• _THE REQUEST_
Pictures do not belong in the copy; quote every entry below exactly.

• _PROVIDED RECORDS_
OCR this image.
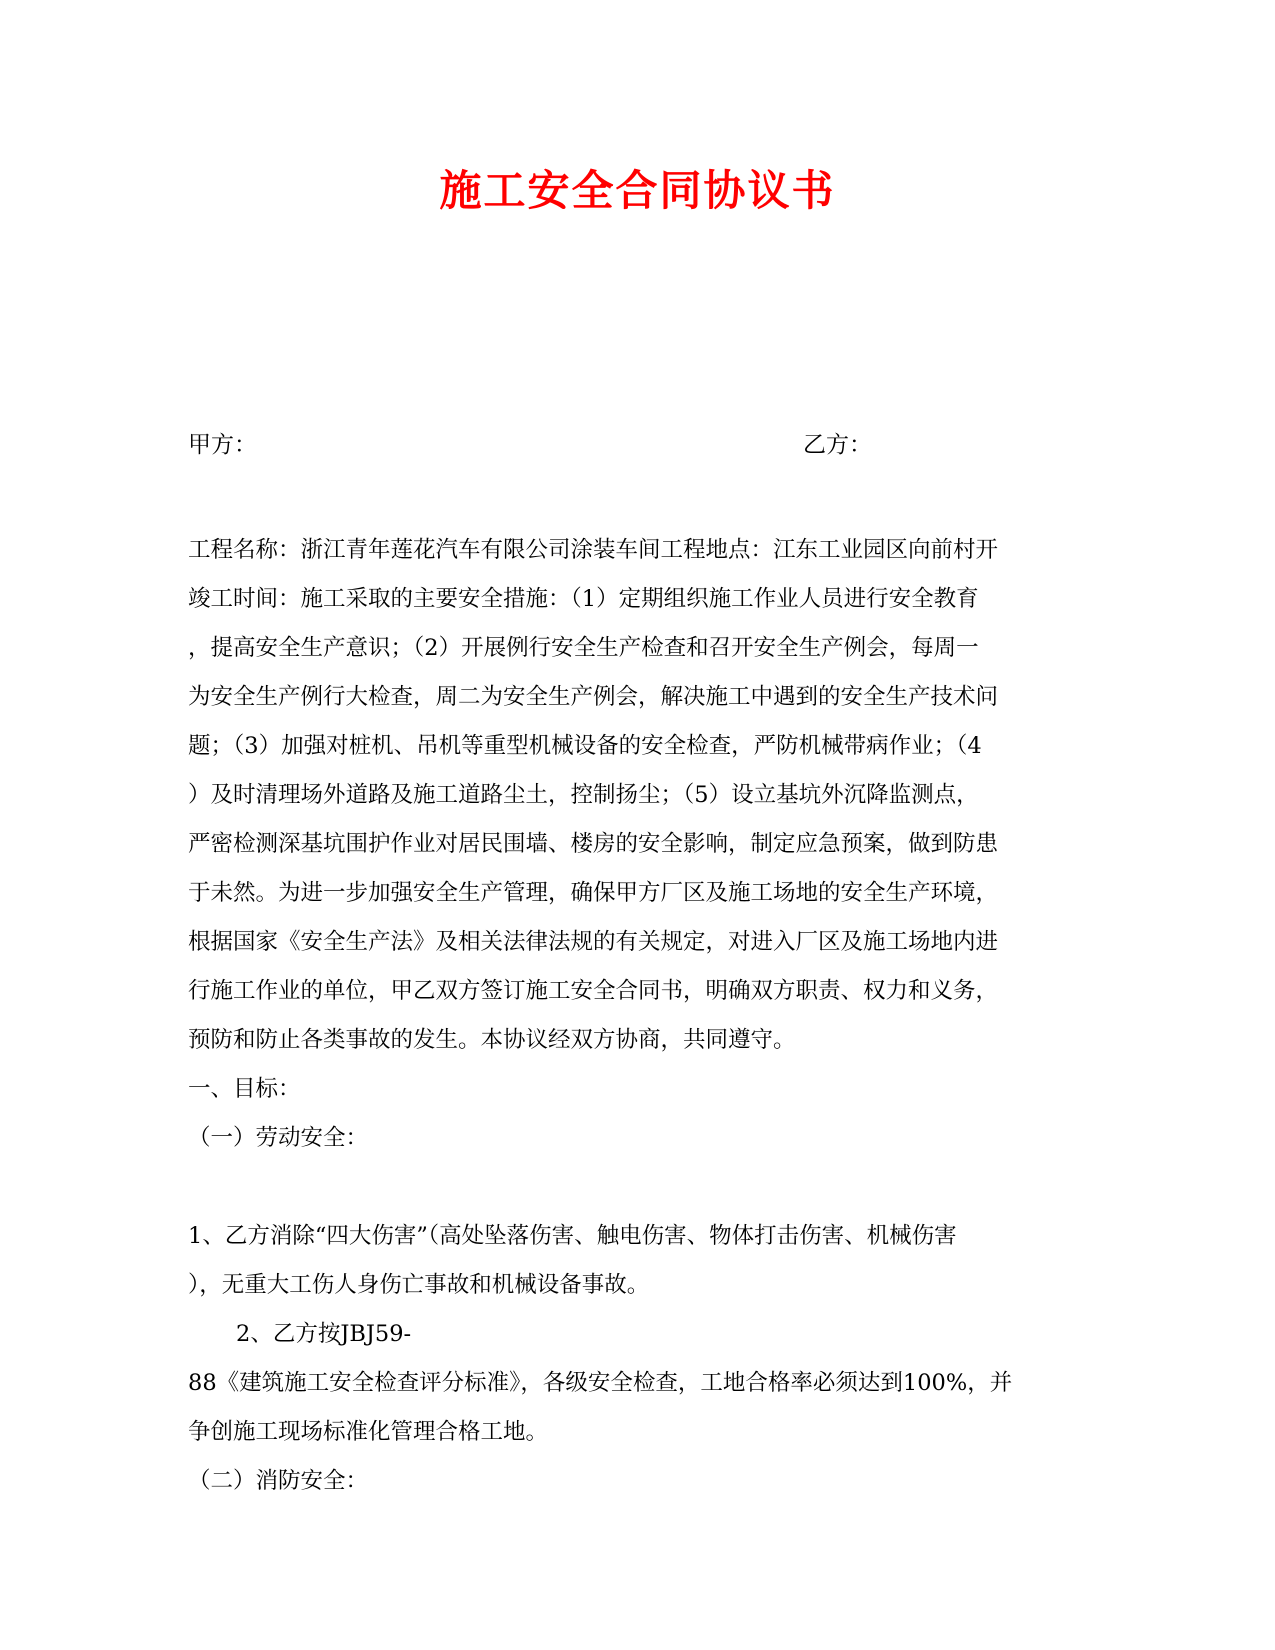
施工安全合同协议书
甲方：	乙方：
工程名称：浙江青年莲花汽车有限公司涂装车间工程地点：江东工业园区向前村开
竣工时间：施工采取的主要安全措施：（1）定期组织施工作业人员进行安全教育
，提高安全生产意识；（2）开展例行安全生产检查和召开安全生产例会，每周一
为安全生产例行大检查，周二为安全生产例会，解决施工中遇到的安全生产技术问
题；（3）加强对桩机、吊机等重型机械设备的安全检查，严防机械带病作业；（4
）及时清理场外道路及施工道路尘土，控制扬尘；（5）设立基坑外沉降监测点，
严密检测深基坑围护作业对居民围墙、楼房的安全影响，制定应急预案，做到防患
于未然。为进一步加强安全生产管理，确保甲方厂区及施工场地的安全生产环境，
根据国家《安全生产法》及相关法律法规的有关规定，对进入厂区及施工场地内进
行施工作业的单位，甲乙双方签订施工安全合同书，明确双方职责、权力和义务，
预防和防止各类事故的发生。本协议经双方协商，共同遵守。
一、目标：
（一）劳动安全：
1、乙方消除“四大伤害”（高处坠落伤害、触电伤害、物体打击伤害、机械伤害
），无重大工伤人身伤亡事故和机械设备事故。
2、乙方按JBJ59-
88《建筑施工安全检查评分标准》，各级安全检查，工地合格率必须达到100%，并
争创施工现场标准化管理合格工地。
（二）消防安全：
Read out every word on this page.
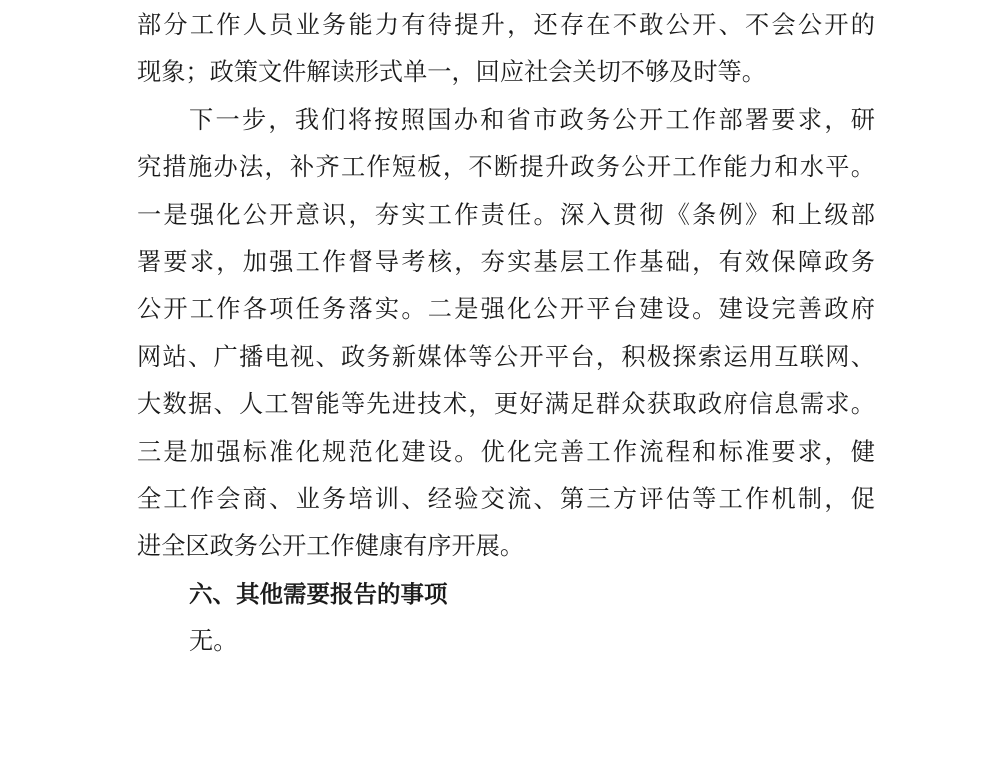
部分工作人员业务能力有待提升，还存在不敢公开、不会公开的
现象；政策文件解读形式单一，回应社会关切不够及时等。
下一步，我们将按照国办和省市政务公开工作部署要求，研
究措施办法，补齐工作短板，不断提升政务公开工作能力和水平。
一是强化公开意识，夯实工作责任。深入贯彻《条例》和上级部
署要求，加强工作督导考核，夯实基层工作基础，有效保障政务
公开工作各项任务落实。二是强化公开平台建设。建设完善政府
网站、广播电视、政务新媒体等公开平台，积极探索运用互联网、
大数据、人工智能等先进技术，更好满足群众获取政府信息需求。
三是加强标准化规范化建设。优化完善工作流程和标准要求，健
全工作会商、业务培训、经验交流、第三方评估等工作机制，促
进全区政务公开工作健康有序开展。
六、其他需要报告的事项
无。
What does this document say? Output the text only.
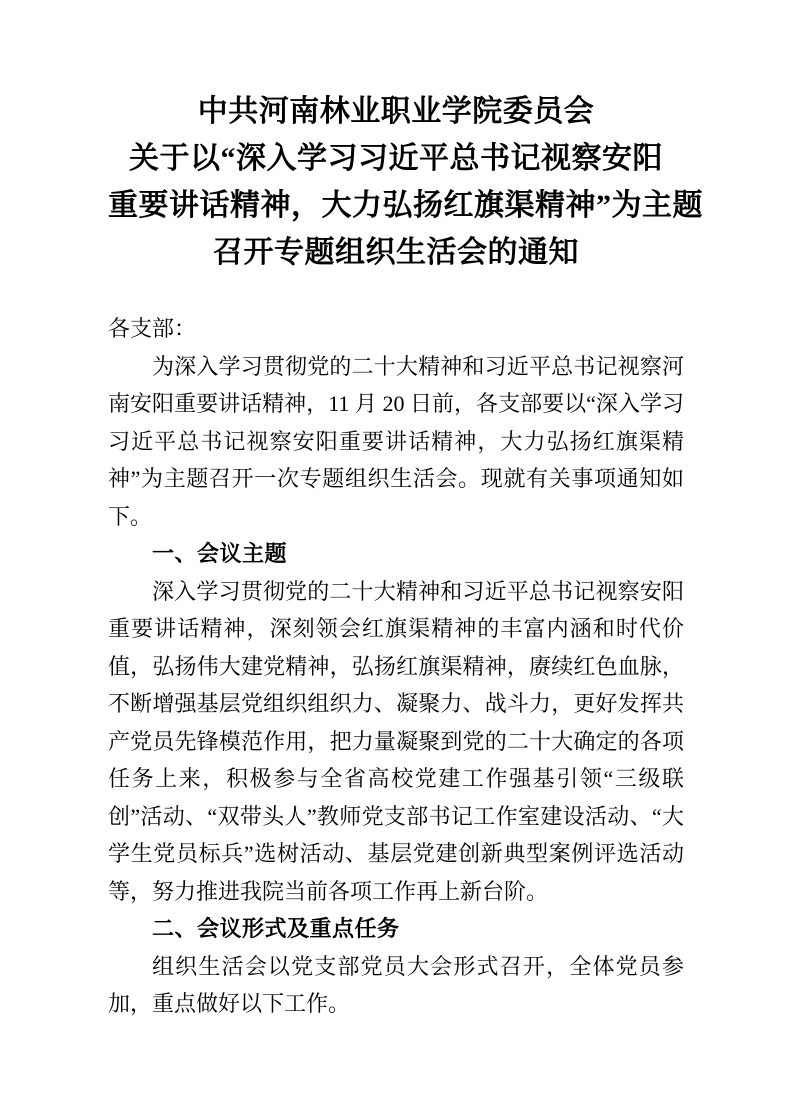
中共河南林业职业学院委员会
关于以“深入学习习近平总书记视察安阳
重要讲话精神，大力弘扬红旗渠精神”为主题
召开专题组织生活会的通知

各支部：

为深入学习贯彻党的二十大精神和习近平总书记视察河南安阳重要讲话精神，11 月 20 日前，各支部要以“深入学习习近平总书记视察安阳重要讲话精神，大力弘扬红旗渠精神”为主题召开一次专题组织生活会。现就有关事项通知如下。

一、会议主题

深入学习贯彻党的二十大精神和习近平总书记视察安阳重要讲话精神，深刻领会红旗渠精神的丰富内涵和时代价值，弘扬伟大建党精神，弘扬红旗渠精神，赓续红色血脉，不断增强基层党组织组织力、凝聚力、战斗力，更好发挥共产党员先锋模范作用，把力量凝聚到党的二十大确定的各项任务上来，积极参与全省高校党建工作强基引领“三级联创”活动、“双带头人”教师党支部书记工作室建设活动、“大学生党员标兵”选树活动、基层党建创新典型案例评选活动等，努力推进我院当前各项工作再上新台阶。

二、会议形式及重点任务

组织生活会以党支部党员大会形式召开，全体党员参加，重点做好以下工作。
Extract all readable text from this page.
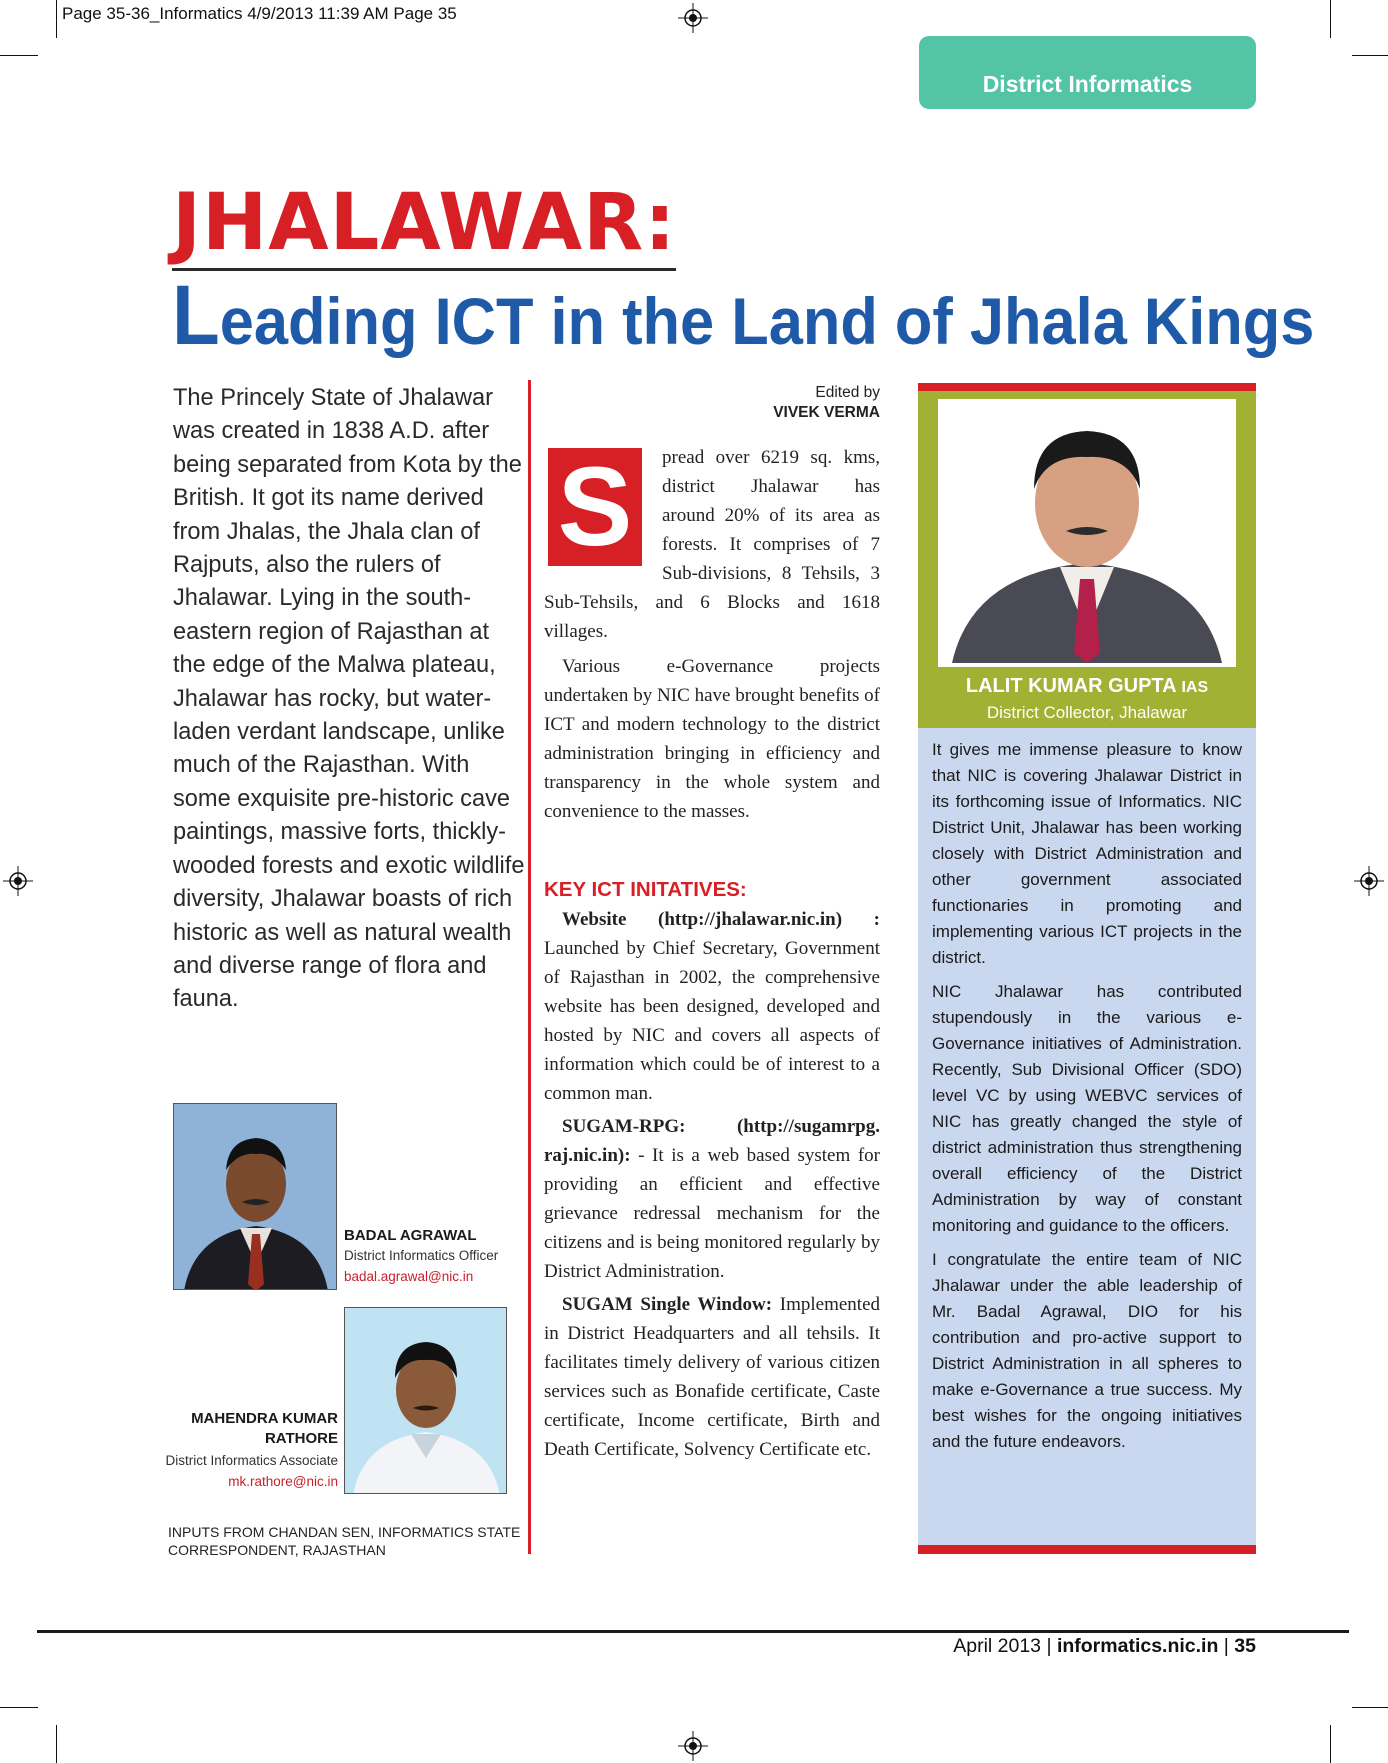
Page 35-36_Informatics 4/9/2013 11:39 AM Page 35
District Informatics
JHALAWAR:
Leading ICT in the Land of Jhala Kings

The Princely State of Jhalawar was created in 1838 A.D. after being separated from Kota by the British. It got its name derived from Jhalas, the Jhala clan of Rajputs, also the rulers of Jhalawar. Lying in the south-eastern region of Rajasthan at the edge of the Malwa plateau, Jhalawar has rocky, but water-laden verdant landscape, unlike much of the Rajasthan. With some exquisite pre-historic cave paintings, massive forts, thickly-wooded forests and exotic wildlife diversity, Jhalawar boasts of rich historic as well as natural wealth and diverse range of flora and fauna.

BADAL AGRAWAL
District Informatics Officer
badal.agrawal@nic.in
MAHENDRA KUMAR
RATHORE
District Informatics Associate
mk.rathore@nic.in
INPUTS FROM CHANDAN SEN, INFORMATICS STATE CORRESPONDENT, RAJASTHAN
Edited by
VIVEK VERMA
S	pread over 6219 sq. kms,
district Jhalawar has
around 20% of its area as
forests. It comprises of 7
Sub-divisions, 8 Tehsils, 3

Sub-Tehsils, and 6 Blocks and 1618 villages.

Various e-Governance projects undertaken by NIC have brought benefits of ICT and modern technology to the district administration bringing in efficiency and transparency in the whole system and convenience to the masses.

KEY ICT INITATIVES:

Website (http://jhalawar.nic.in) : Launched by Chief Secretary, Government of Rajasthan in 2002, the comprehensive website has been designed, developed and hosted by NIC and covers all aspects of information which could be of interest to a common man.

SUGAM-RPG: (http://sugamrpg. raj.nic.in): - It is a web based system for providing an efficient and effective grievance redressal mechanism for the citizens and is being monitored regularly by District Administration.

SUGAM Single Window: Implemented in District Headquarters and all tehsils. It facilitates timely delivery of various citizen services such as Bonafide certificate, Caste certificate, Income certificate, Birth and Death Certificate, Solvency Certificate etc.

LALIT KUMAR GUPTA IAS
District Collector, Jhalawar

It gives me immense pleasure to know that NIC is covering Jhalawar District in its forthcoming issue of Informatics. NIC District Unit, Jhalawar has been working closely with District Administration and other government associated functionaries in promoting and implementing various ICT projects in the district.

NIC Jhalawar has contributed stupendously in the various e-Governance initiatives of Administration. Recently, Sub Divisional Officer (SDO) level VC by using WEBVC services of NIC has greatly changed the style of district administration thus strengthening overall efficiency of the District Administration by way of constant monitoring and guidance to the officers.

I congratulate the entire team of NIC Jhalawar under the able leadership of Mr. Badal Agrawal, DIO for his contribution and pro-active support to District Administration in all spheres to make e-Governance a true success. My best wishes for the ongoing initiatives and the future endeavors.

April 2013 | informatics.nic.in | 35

• _ANSWER TO THE PROBLEM_
OCR this image.
施工安全合同协议书
甲方：	乙方：
工程名称：浙江青年莲花汽车有限公司涂装车间工程地点：江东工业园区向前村开
竣工时间：施工采取的主要安全措施：（1）定期组织施工作业人员进行安全教育
，提高安全生产意识；（2）开展例行安全生产检查和召开安全生产例会，每周一
为安全生产例行大检查，周二为安全生产例会，解决施工中遇到的安全生产技术问
题；（3）加强对桩机、吊机等重型机械设备的安全检查，严防机械带病作业；（4
）及时清理场外道路及施工道路尘土，控制扬尘；（5）设立基坑外沉降监测点，
严密检测深基坑围护作业对居民围墙、楼房的安全影响，制定应急预案，做到防患
于未然。为进一步加强安全生产管理，确保甲方厂区及施工场地的安全生产环境，
根据国家《安全生产法》及相关法律法规的有关规定，对进入厂区及施工场地内进
行施工作业的单位，甲乙双方签订施工安全合同书，明确双方职责、权力和义务，
预防和防止各类事故的发生。本协议经双方协商，共同遵守。
一、目标：
（一）劳动安全：
1、乙方消除“四大伤害”（高处坠落伤害、触电伤害、物体打击伤害、机械伤害
），无重大工伤人身伤亡事故和机械设备事故。
2、乙方按JBJ59-
88《建筑施工安全检查评分标准》，各级安全检查，工地合格率必须达到100%，并
争创施工现场标准化管理合格工地。
（二）消防安全：
Read out every word on this page.
部分工作人员业务能力有待提升，还存在不敢公开、不会公开的
现象；政策文件解读形式单一，回应社会关切不够及时等。
下一步，我们将按照国办和省市政务公开工作部署要求，研
究措施办法，补齐工作短板，不断提升政务公开工作能力和水平。
一是强化公开意识，夯实工作责任。深入贯彻《条例》和上级部
署要求，加强工作督导考核，夯实基层工作基础，有效保障政务
公开工作各项任务落实。二是强化公开平台建设。建设完善政府
网站、广播电视、政务新媒体等公开平台，积极探索运用互联网、
大数据、人工智能等先进技术，更好满足群众获取政府信息需求。
三是加强标准化规范化建设。优化完善工作流程和标准要求，健
全工作会商、业务培训、经验交流、第三方评估等工作机制，促
进全区政务公开工作健康有序开展。
六、其他需要报告的事项
无。
What does this document say? Output the text only.
中共河南林业职业学院委员会
关于以“深入学习习近平总书记视察安阳
重要讲话精神，大力弘扬红旗渠精神”为主题
召开专题组织生活会的通知

各支部：

为深入学习贯彻党的二十大精神和习近平总书记视察河南安阳重要讲话精神，11 月 20 日前，各支部要以“深入学习习近平总书记视察安阳重要讲话精神，大力弘扬红旗渠精神”为主题召开一次专题组织生活会。现就有关事项通知如下。

一、会议主题

深入学习贯彻党的二十大精神和习近平总书记视察安阳重要讲话精神，深刻领会红旗渠精神的丰富内涵和时代价值，弘扬伟大建党精神，弘扬红旗渠精神，赓续红色血脉，不断增强基层党组织组织力、凝聚力、战斗力，更好发挥共产党员先锋模范作用，把力量凝聚到党的二十大确定的各项任务上来，积极参与全省高校党建工作强基引领“三级联创”活动、“双带头人”教师党支部书记工作室建设活动、“大学生党员标兵”选树活动、基层党建创新典型案例评选活动等，努力推进我院当前各项工作再上新台阶。

二、会议形式及重点任务

组织生活会以党支部党员大会形式召开，全体党员参加，重点做好以下工作。
Extract all readable text from this page.
Page 35-36_Informatics 4/9/2013 11:39 AM Page 35
District Informatics
JHALAWAR:
Leading ICT in the Land of Jhala Kings

The Princely State of Jhalawar was created in 1838 A.D. after being separated from Kota by the British. It got its name derived from Jhalas, the Jhala clan of Rajputs, also the rulers of Jhalawar. Lying in the south-eastern region of Rajasthan at the edge of the Malwa plateau, Jhalawar has rocky, but water-laden verdant landscape, unlike much of the Rajasthan. With some exquisite pre-historic cave paintings, massive forts, thickly-wooded forests and exotic wildlife diversity, Jhalawar boasts of rich historic as well as natural wealth and diverse range of flora and fauna.

BADAL AGRAWAL
District Informatics Officer
badal.agrawal@nic.in
MAHENDRA KUMAR
RATHORE
District Informatics Associate
mk.rathore@nic.in
INPUTS FROM CHANDAN SEN, INFORMATICS STATE CORRESPONDENT, RAJASTHAN
Edited by
VIVEK VERMA
S	pread over 6219 sq. kms,
district Jhalawar has
around 20% of its area as
forests. It comprises of 7
Sub-divisions, 8 Tehsils, 3

Sub-Tehsils, and 6 Blocks and 1618 villages.

Various e-Governance projects undertaken by NIC have brought benefits of ICT and modern technology to the district administration bringing in efficiency and transparency in the whole system and convenience to the masses.

KEY ICT INITATIVES:

Website (http://jhalawar.nic.in) : Launched by Chief Secretary, Government of Rajasthan in 2002, the comprehensive website has been designed, developed and hosted by NIC and covers all aspects of information which could be of interest to a common man.

SUGAM-RPG: (http://sugamrpg. raj.nic.in): - It is a web based system for providing an efficient and effective grievance redressal mechanism for the citizens and is being monitored regularly by District Administration.

SUGAM Single Window: Implemented in District Headquarters and all tehsils. It facilitates timely delivery of various citizen services such as Bonafide certificate, Caste certificate, Income certificate, Birth and Death Certificate, Solvency Certificate etc.

LALIT KUMAR GUPTA IAS
District Collector, Jhalawar

It gives me immense pleasure to know that NIC is covering Jhalawar District in its forthcoming issue of Informatics. NIC District Unit, Jhalawar has been working closely with District Administration and other government associated functionaries in promoting and implementing various ICT projects in the district.

NIC Jhalawar has contributed stupendously in the various e-Governance initiatives of Administration. Recently, Sub Divisional Officer (SDO) level VC by using WEBVC services of NIC has greatly changed the style of district administration thus strengthening overall efficiency of the District Administration by way of constant monitoring and guidance to the officers.

I congratulate the entire team of NIC Jhalawar under the able leadership of Mr. Badal Agrawal, DIO for his contribution and pro-active support to District Administration in all spheres to make e-Governance a true success. My best wishes for the ongoing initiatives and the future endeavors.

April 2013 | informatics.nic.in | 35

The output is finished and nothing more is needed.